── Data provided

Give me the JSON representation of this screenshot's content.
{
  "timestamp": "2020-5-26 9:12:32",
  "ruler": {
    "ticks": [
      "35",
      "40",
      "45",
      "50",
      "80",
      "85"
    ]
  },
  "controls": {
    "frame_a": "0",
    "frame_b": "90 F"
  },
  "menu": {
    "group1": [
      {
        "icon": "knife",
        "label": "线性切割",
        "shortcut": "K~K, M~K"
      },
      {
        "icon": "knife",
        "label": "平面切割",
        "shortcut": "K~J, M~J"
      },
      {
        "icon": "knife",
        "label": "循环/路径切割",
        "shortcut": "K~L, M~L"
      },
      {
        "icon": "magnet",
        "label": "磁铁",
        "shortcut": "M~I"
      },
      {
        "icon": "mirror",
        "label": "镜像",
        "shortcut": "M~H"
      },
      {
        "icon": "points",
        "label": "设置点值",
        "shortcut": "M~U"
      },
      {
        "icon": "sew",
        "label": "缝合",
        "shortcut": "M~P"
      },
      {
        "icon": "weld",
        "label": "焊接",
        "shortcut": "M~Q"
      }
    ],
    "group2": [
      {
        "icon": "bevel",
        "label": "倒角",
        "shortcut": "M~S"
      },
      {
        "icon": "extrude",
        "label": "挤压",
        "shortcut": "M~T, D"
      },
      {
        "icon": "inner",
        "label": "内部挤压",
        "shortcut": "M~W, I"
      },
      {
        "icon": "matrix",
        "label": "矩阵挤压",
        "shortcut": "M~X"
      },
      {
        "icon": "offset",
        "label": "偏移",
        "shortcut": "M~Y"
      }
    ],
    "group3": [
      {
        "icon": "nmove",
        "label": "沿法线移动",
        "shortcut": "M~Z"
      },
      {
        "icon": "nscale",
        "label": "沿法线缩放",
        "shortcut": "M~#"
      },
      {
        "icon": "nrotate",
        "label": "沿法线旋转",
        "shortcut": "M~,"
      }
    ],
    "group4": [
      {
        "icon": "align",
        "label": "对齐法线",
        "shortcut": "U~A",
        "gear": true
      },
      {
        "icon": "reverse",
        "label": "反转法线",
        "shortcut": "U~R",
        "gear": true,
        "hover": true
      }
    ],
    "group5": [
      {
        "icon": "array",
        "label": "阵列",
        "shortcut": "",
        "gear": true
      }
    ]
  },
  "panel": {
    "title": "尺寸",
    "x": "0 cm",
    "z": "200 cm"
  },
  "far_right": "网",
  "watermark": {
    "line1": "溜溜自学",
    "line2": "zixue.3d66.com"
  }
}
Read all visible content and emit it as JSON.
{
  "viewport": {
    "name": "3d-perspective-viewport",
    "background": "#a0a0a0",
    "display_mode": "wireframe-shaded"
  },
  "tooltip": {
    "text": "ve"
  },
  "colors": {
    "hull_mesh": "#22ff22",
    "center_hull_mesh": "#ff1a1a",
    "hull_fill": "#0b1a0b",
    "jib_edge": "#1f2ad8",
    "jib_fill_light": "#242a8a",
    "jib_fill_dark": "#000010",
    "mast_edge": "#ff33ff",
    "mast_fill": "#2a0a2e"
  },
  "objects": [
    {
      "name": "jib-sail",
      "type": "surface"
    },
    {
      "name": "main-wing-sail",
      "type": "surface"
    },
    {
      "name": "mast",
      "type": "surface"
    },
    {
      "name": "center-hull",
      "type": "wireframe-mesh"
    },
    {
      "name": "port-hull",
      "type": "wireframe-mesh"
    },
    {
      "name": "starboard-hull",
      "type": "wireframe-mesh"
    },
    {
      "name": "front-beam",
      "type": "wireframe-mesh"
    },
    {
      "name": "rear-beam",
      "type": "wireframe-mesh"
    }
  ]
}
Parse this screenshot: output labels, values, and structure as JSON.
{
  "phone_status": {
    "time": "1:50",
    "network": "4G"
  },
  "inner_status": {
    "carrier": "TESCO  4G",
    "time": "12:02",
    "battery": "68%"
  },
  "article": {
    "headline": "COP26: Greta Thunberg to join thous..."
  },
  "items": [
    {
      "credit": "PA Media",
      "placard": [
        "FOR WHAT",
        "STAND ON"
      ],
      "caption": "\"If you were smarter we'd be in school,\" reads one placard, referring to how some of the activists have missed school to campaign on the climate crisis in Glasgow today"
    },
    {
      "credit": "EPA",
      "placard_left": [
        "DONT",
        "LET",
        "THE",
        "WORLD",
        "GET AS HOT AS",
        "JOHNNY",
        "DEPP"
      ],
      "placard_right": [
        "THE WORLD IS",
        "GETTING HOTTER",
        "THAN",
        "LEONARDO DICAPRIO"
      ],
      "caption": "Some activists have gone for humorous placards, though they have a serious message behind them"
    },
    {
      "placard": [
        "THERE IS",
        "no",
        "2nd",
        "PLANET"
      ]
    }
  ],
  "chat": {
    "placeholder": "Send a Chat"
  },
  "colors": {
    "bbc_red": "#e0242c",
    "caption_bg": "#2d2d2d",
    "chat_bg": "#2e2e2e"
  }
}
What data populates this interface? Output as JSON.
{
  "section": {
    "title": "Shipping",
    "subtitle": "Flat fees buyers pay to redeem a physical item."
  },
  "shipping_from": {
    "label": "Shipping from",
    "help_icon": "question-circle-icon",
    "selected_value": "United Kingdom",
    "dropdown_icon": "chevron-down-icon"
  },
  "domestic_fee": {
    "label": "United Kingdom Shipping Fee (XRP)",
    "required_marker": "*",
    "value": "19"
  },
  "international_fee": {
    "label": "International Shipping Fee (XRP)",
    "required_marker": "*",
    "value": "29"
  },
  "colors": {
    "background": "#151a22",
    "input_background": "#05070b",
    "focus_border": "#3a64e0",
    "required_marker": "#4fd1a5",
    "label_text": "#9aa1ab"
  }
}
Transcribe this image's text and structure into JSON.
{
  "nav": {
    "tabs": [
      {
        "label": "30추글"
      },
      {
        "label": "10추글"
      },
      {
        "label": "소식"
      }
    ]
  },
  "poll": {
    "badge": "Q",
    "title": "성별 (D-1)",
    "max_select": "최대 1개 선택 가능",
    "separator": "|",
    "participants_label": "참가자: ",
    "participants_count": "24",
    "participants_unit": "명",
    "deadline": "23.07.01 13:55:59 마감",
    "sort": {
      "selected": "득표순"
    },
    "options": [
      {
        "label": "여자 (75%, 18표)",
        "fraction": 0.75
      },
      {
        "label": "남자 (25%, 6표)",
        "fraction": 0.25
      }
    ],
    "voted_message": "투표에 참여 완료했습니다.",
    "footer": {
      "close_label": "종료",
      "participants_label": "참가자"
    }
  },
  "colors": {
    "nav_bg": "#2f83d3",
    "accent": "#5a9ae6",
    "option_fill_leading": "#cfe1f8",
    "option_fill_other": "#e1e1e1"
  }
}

────

**Problem statement**: Copy the records above exactly as they appear.

**Complete output**:
Give me the JSON representation of this screenshot's content.
{
  "timestamp": "2020-5-26 9:12:32",
  "ruler": {
    "ticks": [
      "35",
      "40",
      "45",
      "50",
      "80",
      "85"
    ]
  },
  "controls": {
    "frame_a": "0",
    "frame_b": "90 F"
  },
  "menu": {
    "group1": [
      {
        "icon": "knife",
        "label": "线性切割",
        "shortcut": "K~K, M~K"
      },
      {
        "icon": "knife",
        "label": "平面切割",
        "shortcut": "K~J, M~J"
      },
      {
        "icon": "knife",
        "label": "循环/路径切割",
        "shortcut": "K~L, M~L"
      },
      {
        "icon": "magnet",
        "label": "磁铁",
        "shortcut": "M~I"
      },
      {
        "icon": "mirror",
        "label": "镜像",
        "shortcut": "M~H"
      },
      {
        "icon": "points",
        "label": "设置点值",
        "shortcut": "M~U"
      },
      {
        "icon": "sew",
        "label": "缝合",
        "shortcut": "M~P"
      },
      {
        "icon": "weld",
        "label": "焊接",
        "shortcut": "M~Q"
      }
    ],
    "group2": [
      {
        "icon": "bevel",
        "label": "倒角",
        "shortcut": "M~S"
      },
      {
        "icon": "extrude",
        "label": "挤压",
        "shortcut": "M~T, D"
      },
      {
        "icon": "inner",
        "label": "内部挤压",
        "shortcut": "M~W, I"
      },
      {
        "icon": "matrix",
        "label": "矩阵挤压",
        "shortcut": "M~X"
      },
      {
        "icon": "offset",
        "label": "偏移",
        "shortcut": "M~Y"
      }
    ],
    "group3": [
      {
        "icon": "nmove",
        "label": "沿法线移动",
        "shortcut": "M~Z"
      },
      {
        "icon": "nscale",
        "label": "沿法线缩放",
        "shortcut": "M~#"
      },
      {
        "icon": "nrotate",
        "label": "沿法线旋转",
        "shortcut": "M~,"
      }
    ],
    "group4": [
      {
        "icon": "align",
        "label": "对齐法线",
        "shortcut": "U~A",
        "gear": true
      },
      {
        "icon": "reverse",
        "label": "反转法线",
        "shortcut": "U~R",
        "gear": true,
        "hover": true
      }
    ],
    "group5": [
      {
        "icon": "array",
        "label": "阵列",
        "shortcut": "",
        "gear": true
      }
    ]
  },
  "panel": {
    "title": "尺寸",
    "x": "0 cm",
    "z": "200 cm"
  },
  "far_right": "网",
  "watermark": {
    "line1": "溜溜自学",
    "line2": "zixue.3d66.com"
  }
}
Read all visible content and emit it as JSON.
{
  "viewport": {
    "name": "3d-perspective-viewport",
    "background": "#a0a0a0",
    "display_mode": "wireframe-shaded"
  },
  "tooltip": {
    "text": "ve"
  },
  "colors": {
    "hull_mesh": "#22ff22",
    "center_hull_mesh": "#ff1a1a",
    "hull_fill": "#0b1a0b",
    "jib_edge": "#1f2ad8",
    "jib_fill_light": "#242a8a",
    "jib_fill_dark": "#000010",
    "mast_edge": "#ff33ff",
    "mast_fill": "#2a0a2e"
  },
  "objects": [
    {
      "name": "jib-sail",
      "type": "surface"
    },
    {
      "name": "main-wing-sail",
      "type": "surface"
    },
    {
      "name": "mast",
      "type": "surface"
    },
    {
      "name": "center-hull",
      "type": "wireframe-mesh"
    },
    {
      "name": "port-hull",
      "type": "wireframe-mesh"
    },
    {
      "name": "starboard-hull",
      "type": "wireframe-mesh"
    },
    {
      "name": "front-beam",
      "type": "wireframe-mesh"
    },
    {
      "name": "rear-beam",
      "type": "wireframe-mesh"
    }
  ]
}
Parse this screenshot: output labels, values, and structure as JSON.
{
  "phone_status": {
    "time": "1:50",
    "network": "4G"
  },
  "inner_status": {
    "carrier": "TESCO  4G",
    "time": "12:02",
    "battery": "68%"
  },
  "article": {
    "headline": "COP26: Greta Thunberg to join thous..."
  },
  "items": [
    {
      "credit": "PA Media",
      "placard": [
        "FOR WHAT",
        "STAND ON"
      ],
      "caption": "\"If you were smarter we'd be in school,\" reads one placard, referring to how some of the activists have missed school to campaign on the climate crisis in Glasgow today"
    },
    {
      "credit": "EPA",
      "placard_left": [
        "DONT",
        "LET",
        "THE",
        "WORLD",
        "GET AS HOT AS",
        "JOHNNY",
        "DEPP"
      ],
      "placard_right": [
        "THE WORLD IS",
        "GETTING HOTTER",
        "THAN",
        "LEONARDO DICAPRIO"
      ],
      "caption": "Some activists have gone for humorous placards, though they have a serious message behind them"
    },
    {
      "placard": [
        "THERE IS",
        "no",
        "2nd",
        "PLANET"
      ]
    }
  ],
  "chat": {
    "placeholder": "Send a Chat"
  },
  "colors": {
    "bbc_red": "#e0242c",
    "caption_bg": "#2d2d2d",
    "chat_bg": "#2e2e2e"
  }
}
What data populates this interface? Output as JSON.
{
  "section": {
    "title": "Shipping",
    "subtitle": "Flat fees buyers pay to redeem a physical item."
  },
  "shipping_from": {
    "label": "Shipping from",
    "help_icon": "question-circle-icon",
    "selected_value": "United Kingdom",
    "dropdown_icon": "chevron-down-icon"
  },
  "domestic_fee": {
    "label": "United Kingdom Shipping Fee (XRP)",
    "required_marker": "*",
    "value": "19"
  },
  "international_fee": {
    "label": "International Shipping Fee (XRP)",
    "required_marker": "*",
    "value": "29"
  },
  "colors": {
    "background": "#151a22",
    "input_background": "#05070b",
    "focus_border": "#3a64e0",
    "required_marker": "#4fd1a5",
    "label_text": "#9aa1ab"
  }
}
Transcribe this image's text and structure into JSON.
{
  "nav": {
    "tabs": [
      {
        "label": "30추글"
      },
      {
        "label": "10추글"
      },
      {
        "label": "소식"
      }
    ]
  },
  "poll": {
    "badge": "Q",
    "title": "성별 (D-1)",
    "max_select": "최대 1개 선택 가능",
    "separator": "|",
    "participants_label": "참가자: ",
    "participants_count": "24",
    "participants_unit": "명",
    "deadline": "23.07.01 13:55:59 마감",
    "sort": {
      "selected": "득표순"
    },
    "options": [
      {
        "label": "여자 (75%, 18표)",
        "fraction": 0.75
      },
      {
        "label": "남자 (25%, 6표)",
        "fraction": 0.25
      }
    ],
    "voted_message": "투표에 참여 완료했습니다.",
    "footer": {
      "close_label": "종료",
      "participants_label": "참가자"
    }
  },
  "colors": {
    "nav_bg": "#2f83d3",
    "accent": "#5a9ae6",
    "option_fill_leading": "#cfe1f8",
    "option_fill_other": "#e1e1e1"
  }
}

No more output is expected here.